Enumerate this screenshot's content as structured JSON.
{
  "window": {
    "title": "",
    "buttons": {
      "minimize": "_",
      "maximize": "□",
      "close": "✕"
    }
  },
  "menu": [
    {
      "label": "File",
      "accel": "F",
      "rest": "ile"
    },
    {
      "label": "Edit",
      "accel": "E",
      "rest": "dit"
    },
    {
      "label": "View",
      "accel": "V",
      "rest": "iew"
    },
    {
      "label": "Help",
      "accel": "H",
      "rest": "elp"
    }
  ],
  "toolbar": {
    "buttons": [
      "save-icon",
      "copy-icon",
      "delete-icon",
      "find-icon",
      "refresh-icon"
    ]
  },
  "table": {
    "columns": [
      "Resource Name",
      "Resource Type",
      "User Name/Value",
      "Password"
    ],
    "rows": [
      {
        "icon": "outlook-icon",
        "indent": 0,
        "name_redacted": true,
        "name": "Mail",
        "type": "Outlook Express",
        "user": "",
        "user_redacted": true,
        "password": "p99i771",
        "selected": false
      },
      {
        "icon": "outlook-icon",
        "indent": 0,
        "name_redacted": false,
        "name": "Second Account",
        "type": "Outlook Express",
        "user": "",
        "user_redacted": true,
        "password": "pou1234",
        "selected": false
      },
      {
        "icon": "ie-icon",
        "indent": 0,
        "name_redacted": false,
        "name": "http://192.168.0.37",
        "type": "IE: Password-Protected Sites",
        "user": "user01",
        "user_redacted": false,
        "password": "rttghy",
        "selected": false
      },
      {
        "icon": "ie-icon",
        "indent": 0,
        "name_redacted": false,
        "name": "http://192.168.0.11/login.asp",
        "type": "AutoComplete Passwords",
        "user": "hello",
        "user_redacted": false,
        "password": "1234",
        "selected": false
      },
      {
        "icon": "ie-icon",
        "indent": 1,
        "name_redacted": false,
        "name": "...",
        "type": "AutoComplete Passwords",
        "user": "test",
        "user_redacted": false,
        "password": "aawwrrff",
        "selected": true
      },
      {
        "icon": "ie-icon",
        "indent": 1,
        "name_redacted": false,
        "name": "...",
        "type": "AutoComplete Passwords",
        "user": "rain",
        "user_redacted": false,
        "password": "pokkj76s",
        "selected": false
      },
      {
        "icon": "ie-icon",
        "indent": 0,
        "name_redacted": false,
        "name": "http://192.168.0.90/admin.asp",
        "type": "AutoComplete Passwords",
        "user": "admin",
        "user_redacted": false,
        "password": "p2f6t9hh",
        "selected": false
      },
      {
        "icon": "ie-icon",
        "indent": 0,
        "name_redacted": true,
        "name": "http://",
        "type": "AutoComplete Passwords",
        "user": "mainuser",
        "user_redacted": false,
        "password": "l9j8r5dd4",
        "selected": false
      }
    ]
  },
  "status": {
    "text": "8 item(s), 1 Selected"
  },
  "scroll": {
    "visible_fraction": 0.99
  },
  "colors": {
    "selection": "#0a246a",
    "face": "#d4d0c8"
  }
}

──────────────────────────────

### TASK INSTRUCTIONS
Output each record precisely as given.

### WRITTEN SOLUTION
Enumerate this screenshot's content as structured JSON.
{
  "window": {
    "title": "",
    "buttons": {
      "minimize": "_",
      "maximize": "□",
      "close": "✕"
    }
  },
  "menu": [
    {
      "label": "File",
      "accel": "F",
      "rest": "ile"
    },
    {
      "label": "Edit",
      "accel": "E",
      "rest": "dit"
    },
    {
      "label": "View",
      "accel": "V",
      "rest": "iew"
    },
    {
      "label": "Help",
      "accel": "H",
      "rest": "elp"
    }
  ],
  "toolbar": {
    "buttons": [
      "save-icon",
      "copy-icon",
      "delete-icon",
      "find-icon",
      "refresh-icon"
    ]
  },
  "table": {
    "columns": [
      "Resource Name",
      "Resource Type",
      "User Name/Value",
      "Password"
    ],
    "rows": [
      {
        "icon": "outlook-icon",
        "indent": 0,
        "name_redacted": true,
        "name": "Mail",
        "type": "Outlook Express",
        "user": "",
        "user_redacted": true,
        "password": "p99i771",
        "selected": false
      },
      {
        "icon": "outlook-icon",
        "indent": 0,
        "name_redacted": false,
        "name": "Second Account",
        "type": "Outlook Express",
        "user": "",
        "user_redacted": true,
        "password": "pou1234",
        "selected": false
      },
      {
        "icon": "ie-icon",
        "indent": 0,
        "name_redacted": false,
        "name": "http://192.168.0.37",
        "type": "IE: Password-Protected Sites",
        "user": "user01",
        "user_redacted": false,
        "password": "rttghy",
        "selected": false
      },
      {
        "icon": "ie-icon",
        "indent": 0,
        "name_redacted": false,
        "name": "http://192.168.0.11/login.asp",
        "type": "AutoComplete Passwords",
        "user": "hello",
        "user_redacted": false,
        "password": "1234",
        "selected": false
      },
      {
        "icon": "ie-icon",
        "indent": 1,
        "name_redacted": false,
        "name": "...",
        "type": "AutoComplete Passwords",
        "user": "test",
        "user_redacted": false,
        "password": "aawwrrff",
        "selected": true
      },
      {
        "icon": "ie-icon",
        "indent": 1,
        "name_redacted": false,
        "name": "...",
        "type": "AutoComplete Passwords",
        "user": "rain",
        "user_redacted": false,
        "password": "pokkj76s",
        "selected": false
      },
      {
        "icon": "ie-icon",
        "indent": 0,
        "name_redacted": false,
        "name": "http://192.168.0.90/admin.asp",
        "type": "AutoComplete Passwords",
        "user": "admin",
        "user_redacted": false,
        "password": "p2f6t9hh",
        "selected": false
      },
      {
        "icon": "ie-icon",
        "indent": 0,
        "name_redacted": true,
        "name": "http://",
        "type": "AutoComplete Passwords",
        "user": "mainuser",
        "user_redacted": false,
        "password": "l9j8r5dd4",
        "selected": false
      }
    ]
  },
  "status": {
    "text": "8 item(s), 1 Selected"
  },
  "scroll": {
    "visible_fraction": 0.99
  },
  "colors": {
    "selection": "#0a246a",
    "face": "#d4d0c8"
  }
}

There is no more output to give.